* SUPPLIED DATA
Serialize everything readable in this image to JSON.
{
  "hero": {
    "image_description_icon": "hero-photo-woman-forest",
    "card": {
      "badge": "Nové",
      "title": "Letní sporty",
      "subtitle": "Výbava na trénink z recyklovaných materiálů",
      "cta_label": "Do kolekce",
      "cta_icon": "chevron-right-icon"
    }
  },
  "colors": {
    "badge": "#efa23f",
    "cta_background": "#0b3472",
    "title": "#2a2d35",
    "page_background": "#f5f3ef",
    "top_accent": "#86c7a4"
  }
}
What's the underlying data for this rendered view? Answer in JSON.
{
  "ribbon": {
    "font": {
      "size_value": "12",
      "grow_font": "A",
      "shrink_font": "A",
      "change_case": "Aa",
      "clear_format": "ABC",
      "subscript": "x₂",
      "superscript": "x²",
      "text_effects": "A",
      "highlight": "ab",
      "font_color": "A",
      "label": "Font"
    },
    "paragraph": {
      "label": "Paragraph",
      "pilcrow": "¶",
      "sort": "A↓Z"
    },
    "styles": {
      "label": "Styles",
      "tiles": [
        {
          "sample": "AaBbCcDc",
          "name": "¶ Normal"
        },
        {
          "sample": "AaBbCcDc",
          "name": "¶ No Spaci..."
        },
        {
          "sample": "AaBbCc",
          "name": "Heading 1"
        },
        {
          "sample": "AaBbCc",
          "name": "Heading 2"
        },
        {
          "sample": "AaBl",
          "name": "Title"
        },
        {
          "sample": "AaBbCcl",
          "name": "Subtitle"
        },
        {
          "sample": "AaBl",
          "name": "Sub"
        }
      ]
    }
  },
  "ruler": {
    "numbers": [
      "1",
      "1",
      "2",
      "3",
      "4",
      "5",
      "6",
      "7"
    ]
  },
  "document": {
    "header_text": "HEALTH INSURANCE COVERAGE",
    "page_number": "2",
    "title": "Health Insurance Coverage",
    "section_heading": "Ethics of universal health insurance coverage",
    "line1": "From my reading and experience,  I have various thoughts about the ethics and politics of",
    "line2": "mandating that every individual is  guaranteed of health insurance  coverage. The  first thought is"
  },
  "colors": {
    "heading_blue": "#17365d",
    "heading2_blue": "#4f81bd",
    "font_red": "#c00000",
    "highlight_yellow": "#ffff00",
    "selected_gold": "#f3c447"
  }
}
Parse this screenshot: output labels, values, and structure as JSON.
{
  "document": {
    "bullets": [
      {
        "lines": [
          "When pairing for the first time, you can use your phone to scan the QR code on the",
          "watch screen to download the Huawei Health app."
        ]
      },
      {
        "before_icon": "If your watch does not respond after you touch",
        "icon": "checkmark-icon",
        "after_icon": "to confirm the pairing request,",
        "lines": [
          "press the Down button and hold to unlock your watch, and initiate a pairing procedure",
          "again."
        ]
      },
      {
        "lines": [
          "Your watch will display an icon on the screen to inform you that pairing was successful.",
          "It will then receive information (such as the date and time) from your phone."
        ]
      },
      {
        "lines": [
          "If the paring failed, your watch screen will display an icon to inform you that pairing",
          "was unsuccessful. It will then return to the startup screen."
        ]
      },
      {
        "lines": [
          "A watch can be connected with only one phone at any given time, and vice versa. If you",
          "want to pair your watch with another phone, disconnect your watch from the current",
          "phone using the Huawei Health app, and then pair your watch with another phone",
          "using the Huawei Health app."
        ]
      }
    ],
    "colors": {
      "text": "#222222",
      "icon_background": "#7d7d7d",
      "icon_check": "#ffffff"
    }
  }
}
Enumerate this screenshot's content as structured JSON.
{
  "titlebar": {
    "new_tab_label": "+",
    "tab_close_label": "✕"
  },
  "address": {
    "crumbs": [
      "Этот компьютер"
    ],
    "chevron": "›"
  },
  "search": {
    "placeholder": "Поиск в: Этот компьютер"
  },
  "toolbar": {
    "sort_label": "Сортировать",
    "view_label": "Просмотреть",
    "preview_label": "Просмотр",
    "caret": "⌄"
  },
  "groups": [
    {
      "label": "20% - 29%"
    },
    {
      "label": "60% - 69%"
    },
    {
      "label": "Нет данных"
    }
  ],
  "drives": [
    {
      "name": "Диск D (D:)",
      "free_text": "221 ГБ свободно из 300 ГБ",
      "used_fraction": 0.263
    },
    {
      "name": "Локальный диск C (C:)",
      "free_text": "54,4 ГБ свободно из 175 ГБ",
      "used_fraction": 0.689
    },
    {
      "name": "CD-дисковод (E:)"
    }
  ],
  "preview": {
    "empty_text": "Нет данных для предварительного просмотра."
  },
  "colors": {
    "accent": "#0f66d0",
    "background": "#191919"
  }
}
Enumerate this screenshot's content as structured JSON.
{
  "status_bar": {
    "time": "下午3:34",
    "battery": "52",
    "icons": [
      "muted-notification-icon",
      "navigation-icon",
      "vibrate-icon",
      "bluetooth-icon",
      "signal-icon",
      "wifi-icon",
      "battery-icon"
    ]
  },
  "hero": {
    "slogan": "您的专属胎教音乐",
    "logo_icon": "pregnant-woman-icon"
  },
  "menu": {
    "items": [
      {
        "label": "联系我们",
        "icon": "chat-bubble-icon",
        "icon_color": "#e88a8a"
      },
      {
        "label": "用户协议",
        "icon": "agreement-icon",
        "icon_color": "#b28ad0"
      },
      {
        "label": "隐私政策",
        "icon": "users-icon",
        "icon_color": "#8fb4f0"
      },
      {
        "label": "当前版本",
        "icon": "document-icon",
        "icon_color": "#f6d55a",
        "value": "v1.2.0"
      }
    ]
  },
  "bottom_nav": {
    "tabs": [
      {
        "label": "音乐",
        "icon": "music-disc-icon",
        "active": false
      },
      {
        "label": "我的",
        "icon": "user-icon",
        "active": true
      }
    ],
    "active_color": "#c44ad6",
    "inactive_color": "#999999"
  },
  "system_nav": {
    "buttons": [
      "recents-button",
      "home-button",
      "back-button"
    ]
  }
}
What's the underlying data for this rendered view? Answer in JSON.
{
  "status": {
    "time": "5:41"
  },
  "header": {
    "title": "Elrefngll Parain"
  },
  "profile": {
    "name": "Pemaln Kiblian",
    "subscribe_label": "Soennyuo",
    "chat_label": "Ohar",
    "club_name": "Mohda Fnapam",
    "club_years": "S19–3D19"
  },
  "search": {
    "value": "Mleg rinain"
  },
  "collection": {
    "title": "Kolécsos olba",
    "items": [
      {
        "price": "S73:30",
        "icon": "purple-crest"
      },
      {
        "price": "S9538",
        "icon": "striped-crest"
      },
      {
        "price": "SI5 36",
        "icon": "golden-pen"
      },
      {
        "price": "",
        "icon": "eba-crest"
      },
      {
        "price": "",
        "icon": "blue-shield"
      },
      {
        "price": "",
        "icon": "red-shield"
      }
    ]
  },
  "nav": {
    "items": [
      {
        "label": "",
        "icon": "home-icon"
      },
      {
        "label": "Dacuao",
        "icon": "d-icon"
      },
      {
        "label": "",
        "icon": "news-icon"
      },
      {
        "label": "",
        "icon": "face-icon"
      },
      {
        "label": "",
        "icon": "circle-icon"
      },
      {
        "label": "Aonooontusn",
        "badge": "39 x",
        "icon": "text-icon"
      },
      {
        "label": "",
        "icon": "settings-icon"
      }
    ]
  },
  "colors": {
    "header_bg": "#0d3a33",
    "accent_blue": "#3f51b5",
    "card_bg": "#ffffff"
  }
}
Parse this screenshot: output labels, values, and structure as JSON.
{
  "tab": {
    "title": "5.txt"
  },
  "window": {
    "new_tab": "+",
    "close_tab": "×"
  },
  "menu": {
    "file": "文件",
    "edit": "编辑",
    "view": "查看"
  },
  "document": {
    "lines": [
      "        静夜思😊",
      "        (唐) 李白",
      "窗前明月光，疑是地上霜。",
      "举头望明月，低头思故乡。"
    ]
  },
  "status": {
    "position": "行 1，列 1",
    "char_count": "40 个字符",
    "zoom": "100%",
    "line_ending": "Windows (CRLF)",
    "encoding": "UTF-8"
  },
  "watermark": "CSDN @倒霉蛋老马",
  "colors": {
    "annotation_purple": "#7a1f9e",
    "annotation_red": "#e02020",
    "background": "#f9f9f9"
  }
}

* WHAT YOU WILL DO
Filter the records above for "chevron" and copy every matching line.

* ANSWER TO THE PROBLEM
      "cta_icon": "chevron-right-icon"
    "chevron": "›"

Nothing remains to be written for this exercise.